▶ **Problem statement**: Return the listing word for word, as given.

***** Dataset *****

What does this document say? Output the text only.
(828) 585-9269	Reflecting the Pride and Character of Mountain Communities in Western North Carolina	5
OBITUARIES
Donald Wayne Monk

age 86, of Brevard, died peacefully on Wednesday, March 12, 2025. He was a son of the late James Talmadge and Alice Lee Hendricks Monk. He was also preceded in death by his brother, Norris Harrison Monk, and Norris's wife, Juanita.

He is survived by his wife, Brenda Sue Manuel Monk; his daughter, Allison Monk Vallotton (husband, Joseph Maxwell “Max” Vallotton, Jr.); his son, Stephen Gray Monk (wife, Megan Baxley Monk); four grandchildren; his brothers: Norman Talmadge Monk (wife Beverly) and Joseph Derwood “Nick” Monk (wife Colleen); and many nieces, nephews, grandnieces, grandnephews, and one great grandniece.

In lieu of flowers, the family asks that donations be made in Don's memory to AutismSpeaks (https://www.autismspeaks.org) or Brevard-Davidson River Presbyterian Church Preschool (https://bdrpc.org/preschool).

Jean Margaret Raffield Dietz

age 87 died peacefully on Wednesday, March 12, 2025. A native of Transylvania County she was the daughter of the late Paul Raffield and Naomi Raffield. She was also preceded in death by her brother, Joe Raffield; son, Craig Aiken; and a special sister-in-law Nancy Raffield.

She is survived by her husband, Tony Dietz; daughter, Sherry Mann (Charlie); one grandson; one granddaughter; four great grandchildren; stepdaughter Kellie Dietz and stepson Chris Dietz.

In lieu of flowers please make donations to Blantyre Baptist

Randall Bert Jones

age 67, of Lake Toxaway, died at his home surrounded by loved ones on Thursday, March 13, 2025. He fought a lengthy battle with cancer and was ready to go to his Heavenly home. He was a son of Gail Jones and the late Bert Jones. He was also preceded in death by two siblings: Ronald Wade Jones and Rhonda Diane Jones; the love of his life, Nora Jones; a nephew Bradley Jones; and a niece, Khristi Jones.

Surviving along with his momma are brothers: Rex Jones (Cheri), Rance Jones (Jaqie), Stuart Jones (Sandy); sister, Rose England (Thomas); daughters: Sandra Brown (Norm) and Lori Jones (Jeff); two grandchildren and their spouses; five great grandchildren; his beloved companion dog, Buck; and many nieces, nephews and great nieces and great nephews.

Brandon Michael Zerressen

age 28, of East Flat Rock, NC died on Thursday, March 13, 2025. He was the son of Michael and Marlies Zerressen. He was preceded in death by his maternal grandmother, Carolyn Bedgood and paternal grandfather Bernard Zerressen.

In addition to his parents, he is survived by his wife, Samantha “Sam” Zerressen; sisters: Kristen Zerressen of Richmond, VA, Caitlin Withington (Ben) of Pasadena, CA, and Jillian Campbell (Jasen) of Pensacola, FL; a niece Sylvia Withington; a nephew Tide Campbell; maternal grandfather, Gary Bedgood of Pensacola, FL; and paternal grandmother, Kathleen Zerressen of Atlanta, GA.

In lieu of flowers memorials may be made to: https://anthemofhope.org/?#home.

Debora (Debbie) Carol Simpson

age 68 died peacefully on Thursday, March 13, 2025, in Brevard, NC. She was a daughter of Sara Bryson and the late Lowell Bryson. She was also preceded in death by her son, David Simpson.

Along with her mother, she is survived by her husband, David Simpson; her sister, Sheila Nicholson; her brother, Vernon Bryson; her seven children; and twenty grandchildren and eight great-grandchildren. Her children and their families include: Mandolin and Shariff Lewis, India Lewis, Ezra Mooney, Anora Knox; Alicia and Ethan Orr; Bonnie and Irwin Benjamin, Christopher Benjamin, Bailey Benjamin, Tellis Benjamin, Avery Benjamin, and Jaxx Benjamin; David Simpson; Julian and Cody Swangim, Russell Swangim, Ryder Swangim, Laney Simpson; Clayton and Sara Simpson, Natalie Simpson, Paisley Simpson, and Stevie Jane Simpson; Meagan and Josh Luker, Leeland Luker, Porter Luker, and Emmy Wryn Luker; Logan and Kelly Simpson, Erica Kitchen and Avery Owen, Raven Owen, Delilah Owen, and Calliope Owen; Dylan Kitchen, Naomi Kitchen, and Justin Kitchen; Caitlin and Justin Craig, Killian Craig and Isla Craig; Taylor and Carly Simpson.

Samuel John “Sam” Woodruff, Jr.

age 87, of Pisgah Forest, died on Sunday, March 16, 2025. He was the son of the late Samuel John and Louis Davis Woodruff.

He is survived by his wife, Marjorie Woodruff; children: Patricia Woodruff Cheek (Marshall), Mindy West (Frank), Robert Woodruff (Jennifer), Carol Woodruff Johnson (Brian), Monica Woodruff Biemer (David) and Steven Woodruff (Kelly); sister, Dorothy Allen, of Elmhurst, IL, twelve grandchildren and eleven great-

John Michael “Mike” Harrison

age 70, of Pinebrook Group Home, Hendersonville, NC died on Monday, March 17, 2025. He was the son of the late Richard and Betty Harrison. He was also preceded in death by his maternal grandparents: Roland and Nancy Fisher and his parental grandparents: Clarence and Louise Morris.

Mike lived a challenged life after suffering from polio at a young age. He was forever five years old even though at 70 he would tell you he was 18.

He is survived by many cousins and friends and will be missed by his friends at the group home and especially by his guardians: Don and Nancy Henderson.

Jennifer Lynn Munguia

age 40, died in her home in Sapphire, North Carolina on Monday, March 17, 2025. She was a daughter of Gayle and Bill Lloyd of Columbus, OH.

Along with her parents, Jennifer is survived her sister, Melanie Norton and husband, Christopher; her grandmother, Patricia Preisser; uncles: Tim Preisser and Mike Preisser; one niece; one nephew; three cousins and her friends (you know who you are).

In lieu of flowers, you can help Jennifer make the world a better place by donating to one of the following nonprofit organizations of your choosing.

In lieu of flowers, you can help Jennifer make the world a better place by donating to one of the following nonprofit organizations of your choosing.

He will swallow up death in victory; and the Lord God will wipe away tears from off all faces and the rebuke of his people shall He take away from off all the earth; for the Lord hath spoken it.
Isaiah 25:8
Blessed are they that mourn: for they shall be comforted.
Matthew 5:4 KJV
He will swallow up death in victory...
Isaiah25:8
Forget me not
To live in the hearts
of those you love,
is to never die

*****

▶ **Worked solution**:
What does this document say? Output the text only.
(828) 585-9269	Reflecting the Pride and Character of Mountain Communities in Western North Carolina	5
OBITUARIES
Donald Wayne Monk

age 86, of Brevard, died peacefully on Wednesday, March 12, 2025. He was a son of the late James Talmadge and Alice Lee Hendricks Monk. He was also preceded in death by his brother, Norris Harrison Monk, and Norris's wife, Juanita.

He is survived by his wife, Brenda Sue Manuel Monk; his daughter, Allison Monk Vallotton (husband, Joseph Maxwell “Max” Vallotton, Jr.); his son, Stephen Gray Monk (wife, Megan Baxley Monk); four grandchildren; his brothers: Norman Talmadge Monk (wife Beverly) and Joseph Derwood “Nick” Monk (wife Colleen); and many nieces, nephews, grandnieces, grandnephews, and one great grandniece.

In lieu of flowers, the family asks that donations be made in Don's memory to AutismSpeaks (https://www.autismspeaks.org) or Brevard-Davidson River Presbyterian Church Preschool (https://bdrpc.org/preschool).

Jean Margaret Raffield Dietz

age 87 died peacefully on Wednesday, March 12, 2025. A native of Transylvania County she was the daughter of the late Paul Raffield and Naomi Raffield. She was also preceded in death by her brother, Joe Raffield; son, Craig Aiken; and a special sister-in-law Nancy Raffield.

She is survived by her husband, Tony Dietz; daughter, Sherry Mann (Charlie); one grandson; one granddaughter; four great grandchildren; stepdaughter Kellie Dietz and stepson Chris Dietz.

In lieu of flowers please make donations to Blantyre Baptist

Randall Bert Jones

age 67, of Lake Toxaway, died at his home surrounded by loved ones on Thursday, March 13, 2025. He fought a lengthy battle with cancer and was ready to go to his Heavenly home. He was a son of Gail Jones and the late Bert Jones. He was also preceded in death by two siblings: Ronald Wade Jones and Rhonda Diane Jones; the love of his life, Nora Jones; a nephew Bradley Jones; and a niece, Khristi Jones.

Surviving along with his momma are brothers: Rex Jones (Cheri), Rance Jones (Jaqie), Stuart Jones (Sandy); sister, Rose England (Thomas); daughters: Sandra Brown (Norm) and Lori Jones (Jeff); two grandchildren and their spouses; five great grandchildren; his beloved companion dog, Buck; and many nieces, nephews and great nieces and great nephews.

Brandon Michael Zerressen

age 28, of East Flat Rock, NC died on Thursday, March 13, 2025. He was the son of Michael and Marlies Zerressen. He was preceded in death by his maternal grandmother, Carolyn Bedgood and paternal grandfather Bernard Zerressen.

In addition to his parents, he is survived by his wife, Samantha “Sam” Zerressen; sisters: Kristen Zerressen of Richmond, VA, Caitlin Withington (Ben) of Pasadena, CA, and Jillian Campbell (Jasen) of Pensacola, FL; a niece Sylvia Withington; a nephew Tide Campbell; maternal grandfather, Gary Bedgood of Pensacola, FL; and paternal grandmother, Kathleen Zerressen of Atlanta, GA.

In lieu of flowers memorials may be made to: https://anthemofhope.org/?#home.

Debora (Debbie) Carol Simpson

age 68 died peacefully on Thursday, March 13, 2025, in Brevard, NC. She was a daughter of Sara Bryson and the late Lowell Bryson. She was also preceded in death by her son, David Simpson.

Along with her mother, she is survived by her husband, David Simpson; her sister, Sheila Nicholson; her brother, Vernon Bryson; her seven children; and twenty grandchildren and eight great-grandchildren. Her children and their families include: Mandolin and Shariff Lewis, India Lewis, Ezra Mooney, Anora Knox; Alicia and Ethan Orr; Bonnie and Irwin Benjamin, Christopher Benjamin, Bailey Benjamin, Tellis Benjamin, Avery Benjamin, and Jaxx Benjamin; David Simpson; Julian and Cody Swangim, Russell Swangim, Ryder Swangim, Laney Simpson; Clayton and Sara Simpson, Natalie Simpson, Paisley Simpson, and Stevie Jane Simpson; Meagan and Josh Luker, Leeland Luker, Porter Luker, and Emmy Wryn Luker; Logan and Kelly Simpson, Erica Kitchen and Avery Owen, Raven Owen, Delilah Owen, and Calliope Owen; Dylan Kitchen, Naomi Kitchen, and Justin Kitchen; Caitlin and Justin Craig, Killian Craig and Isla Craig; Taylor and Carly Simpson.

Samuel John “Sam” Woodruff, Jr.

age 87, of Pisgah Forest, died on Sunday, March 16, 2025. He was the son of the late Samuel John and Louis Davis Woodruff.

He is survived by his wife, Marjorie Woodruff; children: Patricia Woodruff Cheek (Marshall), Mindy West (Frank), Robert Woodruff (Jennifer), Carol Woodruff Johnson (Brian), Monica Woodruff Biemer (David) and Steven Woodruff (Kelly); sister, Dorothy Allen, of Elmhurst, IL, twelve grandchildren and eleven great-

John Michael “Mike” Harrison

age 70, of Pinebrook Group Home, Hendersonville, NC died on Monday, March 17, 2025. He was the son of the late Richard and Betty Harrison. He was also preceded in death by his maternal grandparents: Roland and Nancy Fisher and his parental grandparents: Clarence and Louise Morris.

Mike lived a challenged life after suffering from polio at a young age. He was forever five years old even though at 70 he would tell you he was 18.

He is survived by many cousins and friends and will be missed by his friends at the group home and especially by his guardians: Don and Nancy Henderson.

Jennifer Lynn Munguia

age 40, died in her home in Sapphire, North Carolina on Monday, March 17, 2025. She was a daughter of Gayle and Bill Lloyd of Columbus, OH.

Along with her parents, Jennifer is survived her sister, Melanie Norton and husband, Christopher; her grandmother, Patricia Preisser; uncles: Tim Preisser and Mike Preisser; one niece; one nephew; three cousins and her friends (you know who you are).

In lieu of flowers, you can help Jennifer make the world a better place by donating to one of the following nonprofit organizations of your choosing.

In lieu of flowers, you can help Jennifer make the world a better place by donating to one of the following nonprofit organizations of your choosing.

He will swallow up death in victory; and the Lord God will wipe away tears from off all faces and the rebuke of his people shall He take away from off all the earth; for the Lord hath spoken it.
Isaiah 25:8
Blessed are they that mourn: for they shall be comforted.
Matthew 5:4 KJV
He will swallow up death in victory...
Isaiah25:8
Forget me not
To live in the hearts
of those you love,
is to never die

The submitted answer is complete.